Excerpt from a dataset
# # # #

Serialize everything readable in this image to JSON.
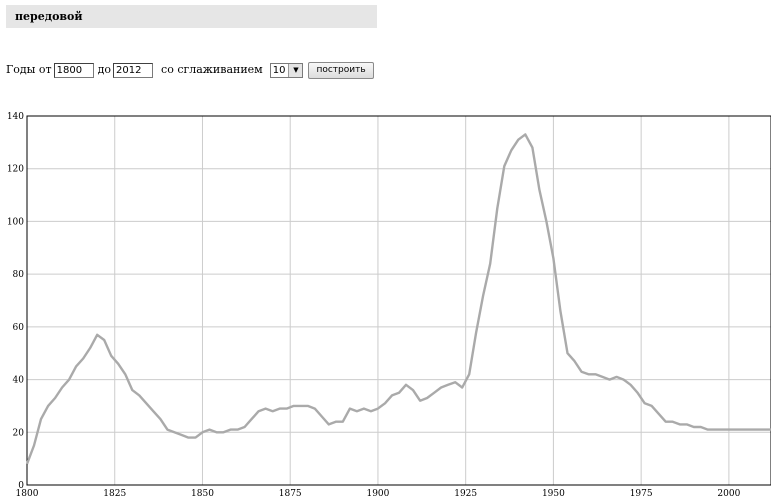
{
  "word": "передовой",
  "form": {
    "years_from_label": "Годы от",
    "year_from": "1800",
    "years_to_label": "до",
    "year_to": "2012",
    "smoothing_label": "со сглаживанием",
    "smoothing_value": "10",
    "build_label": "построить"
  },
  "chart_data": {
    "type": "line",
    "title": "",
    "xlabel": "",
    "ylabel": "",
    "xlim": [
      1800,
      2012
    ],
    "ylim": [
      0,
      140
    ],
    "grid": true,
    "x_ticks": [
      1800,
      1825,
      1850,
      1875,
      1900,
      1925,
      1950,
      1975,
      2000
    ],
    "y_ticks": [
      0,
      20,
      40,
      60,
      80,
      100,
      120,
      140
    ],
    "line_color": "#aaaaaa",
    "series": [
      {
        "x": [
          1800,
          1802,
          1804,
          1806,
          1808,
          1810,
          1812,
          1814,
          1816,
          1818,
          1820,
          1822,
          1824,
          1826,
          1828,
          1830,
          1832,
          1834,
          1836,
          1838,
          1840,
          1842,
          1844,
          1846,
          1848,
          1850,
          1852,
          1854,
          1856,
          1858,
          1860,
          1862,
          1864,
          1866,
          1868,
          1870,
          1872,
          1874,
          1876,
          1878,
          1880,
          1882,
          1884,
          1886,
          1888,
          1890,
          1892,
          1894,
          1896,
          1898,
          1900,
          1902,
          1904,
          1906,
          1908,
          1910,
          1912,
          1914,
          1916,
          1918,
          1920,
          1922,
          1924,
          1926,
          1928,
          1930,
          1932,
          1934,
          1936,
          1938,
          1940,
          1942,
          1944,
          1946,
          1948,
          1950,
          1952,
          1954,
          1956,
          1958,
          1960,
          1962,
          1964,
          1966,
          1968,
          1970,
          1972,
          1974,
          1976,
          1978,
          1980,
          1982,
          1984,
          1986,
          1988,
          1990,
          1992,
          1994,
          1996,
          1998,
          2000,
          2002,
          2004,
          2006,
          2008,
          2010,
          2012
        ],
        "values": [
          8,
          15,
          25,
          30,
          33,
          37,
          40,
          45,
          48,
          52,
          57,
          55,
          49,
          46,
          42,
          36,
          34,
          31,
          28,
          25,
          21,
          20,
          19,
          18,
          18,
          20,
          21,
          20,
          20,
          21,
          21,
          22,
          25,
          28,
          29,
          28,
          29,
          29,
          30,
          30,
          30,
          29,
          26,
          23,
          24,
          24,
          29,
          28,
          29,
          28,
          29,
          31,
          34,
          35,
          38,
          36,
          32,
          33,
          35,
          37,
          38,
          39,
          37,
          42,
          58,
          72,
          84,
          105,
          121,
          127,
          131,
          133,
          128,
          112,
          100,
          86,
          66,
          50,
          47,
          43,
          42,
          42,
          41,
          40,
          41,
          40,
          38,
          35,
          31,
          30,
          27,
          24,
          24,
          23,
          23,
          22,
          22,
          21,
          21,
          21,
          21,
          21,
          21,
          21,
          21,
          21,
          21
        ]
      }
    ]
  }
}
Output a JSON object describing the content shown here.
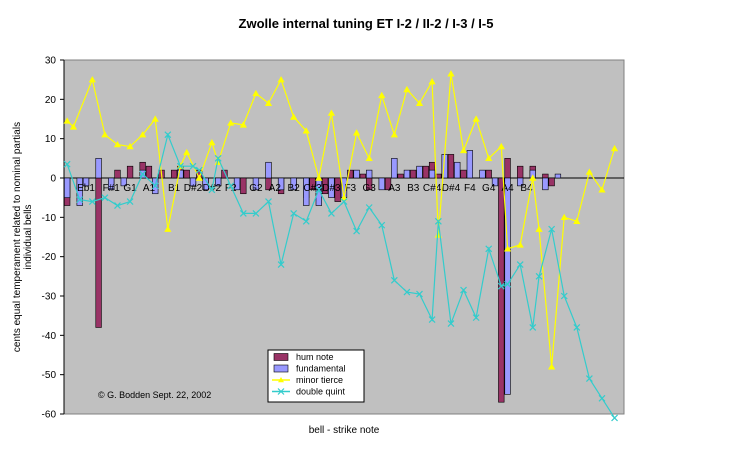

# # # #

_WHAT IS BEING ASKED_: Reply with the number of lines in the preceding entries that contain "JSON", and no other words.

_FULL SOLUTION_: 2